The Montclarion has cheaper advertising rates than its sister paper, the Tribune. However, it only publishes once a week, so insertion of the intent did not appear in print for eight days after the ad was placed. The seven-days-a-week Tribune’s lead-time for such ads is usually two business days.

City offices were closed Thursday and Friday, so the city attorney or city clerk will decide next week if that typographical error constitutes a material defect that would require republication of either or both notices. If the process needs repeating, the issuance of actual petitions could be delayed up to two weeks.

Recall is a First in Modern Oakland Politics
City records are sketchy, so there is no proof that Oakland has ever had an election to recall a mayor, council member, or other officeholder.

East Bay News Service archives date back to 1966, and show no record of any recall drive in that 45-year period. More than a dozen local politicians and activists also cannot remember any recall effort being launched in that span.

Any County Voter Can Circulate Petitions

Anyone registered to vote in Alameda County can circulate the recall petitions, which have room for just five signatures on each sheet. Allegations against Quan, her response, and an affidavit to be signed by the person who obtained the signatures fill up each page.

However, only voters residing in Oakland can sign them and vote in the recall election, if held.

Contradictory Views on Election Laws
Community activists have been issuing their own opinions and interpretations of how a recall works. As a result, considerable confusion and misinformation has been burning up cyberspace.

::::

** WRITTEN TASKS **
1 – From the Oakland recall article, print the stretch from "The Montclarion has" through "or other officeholder.".
2 – Shorten the paragraph of the Oakland recall article that begins "Anyone registered to vote in Alameda County," keeping its main facts.
3 – According to the Oakland recall article, how far back do the East Bay News Service archives date?
Rely only on the text about the Oakland recall.

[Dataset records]
::::

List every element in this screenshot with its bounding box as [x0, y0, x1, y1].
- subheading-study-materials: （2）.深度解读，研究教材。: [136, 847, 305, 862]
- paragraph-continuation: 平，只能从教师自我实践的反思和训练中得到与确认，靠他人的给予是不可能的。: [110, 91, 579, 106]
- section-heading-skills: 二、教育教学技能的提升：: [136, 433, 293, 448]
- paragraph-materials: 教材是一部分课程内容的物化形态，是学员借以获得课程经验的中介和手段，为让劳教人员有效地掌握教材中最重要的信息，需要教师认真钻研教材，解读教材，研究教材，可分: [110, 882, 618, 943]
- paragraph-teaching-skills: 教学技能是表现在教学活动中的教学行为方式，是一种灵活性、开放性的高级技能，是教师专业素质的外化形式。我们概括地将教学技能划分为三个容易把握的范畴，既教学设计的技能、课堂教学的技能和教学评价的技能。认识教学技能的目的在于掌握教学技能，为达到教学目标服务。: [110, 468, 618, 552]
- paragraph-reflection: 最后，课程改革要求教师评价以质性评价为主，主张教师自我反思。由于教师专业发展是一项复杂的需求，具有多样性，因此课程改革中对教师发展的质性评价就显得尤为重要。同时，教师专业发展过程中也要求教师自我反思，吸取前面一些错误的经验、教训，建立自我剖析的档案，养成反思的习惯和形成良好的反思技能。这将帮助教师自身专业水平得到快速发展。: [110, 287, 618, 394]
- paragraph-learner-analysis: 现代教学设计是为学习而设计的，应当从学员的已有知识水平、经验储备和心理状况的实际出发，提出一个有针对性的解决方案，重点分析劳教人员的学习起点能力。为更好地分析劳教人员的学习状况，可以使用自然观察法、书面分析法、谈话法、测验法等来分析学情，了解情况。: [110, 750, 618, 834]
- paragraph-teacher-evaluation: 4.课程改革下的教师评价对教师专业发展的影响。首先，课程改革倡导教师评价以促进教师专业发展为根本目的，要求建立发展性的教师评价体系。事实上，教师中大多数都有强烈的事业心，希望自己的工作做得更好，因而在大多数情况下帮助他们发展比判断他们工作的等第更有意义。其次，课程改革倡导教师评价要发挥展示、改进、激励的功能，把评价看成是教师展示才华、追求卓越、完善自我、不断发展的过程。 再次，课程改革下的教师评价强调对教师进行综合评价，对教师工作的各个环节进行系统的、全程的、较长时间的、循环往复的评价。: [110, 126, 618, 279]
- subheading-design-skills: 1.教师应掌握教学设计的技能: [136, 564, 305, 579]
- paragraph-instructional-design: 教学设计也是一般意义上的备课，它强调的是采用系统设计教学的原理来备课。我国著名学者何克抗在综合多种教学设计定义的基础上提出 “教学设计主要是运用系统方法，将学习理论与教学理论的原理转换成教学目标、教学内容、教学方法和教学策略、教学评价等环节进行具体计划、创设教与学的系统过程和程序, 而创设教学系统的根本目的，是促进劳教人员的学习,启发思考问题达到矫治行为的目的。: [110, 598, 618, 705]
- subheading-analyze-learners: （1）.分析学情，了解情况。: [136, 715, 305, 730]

::::

** TASK-BY-TASK SOLUTIONS **
1 –
The Montclarion has cheaper advertising rates than its sister paper, the Tribune. However, it only publishes once a week, so insertion of the intent did not appear in print for eight days after the ad was placed. The seven-days-a-week Tribune’s lead-time for such ads is usually two business days.

City offices were closed Thursday and Friday, so the city attorney or city clerk will decide next week if that typographical error constitutes a material defect that would require republication of either or both notices. If the process needs repeating, the issuance of actual petitions could be delayed up to two weeks.

Recall is a First in Modern Oakland Politics
City records are sketchy, so there is no proof that Oakland has ever had an election to recall a mayor, council member, or other officeholder.

2 – Any registered Alameda County voter may circulate the recall petitions. Each sheet has room for only five signatures, along with the allegations against Quan, her response, and an affidavit for the person who gathered the signatures.

3 – They date back to 1966.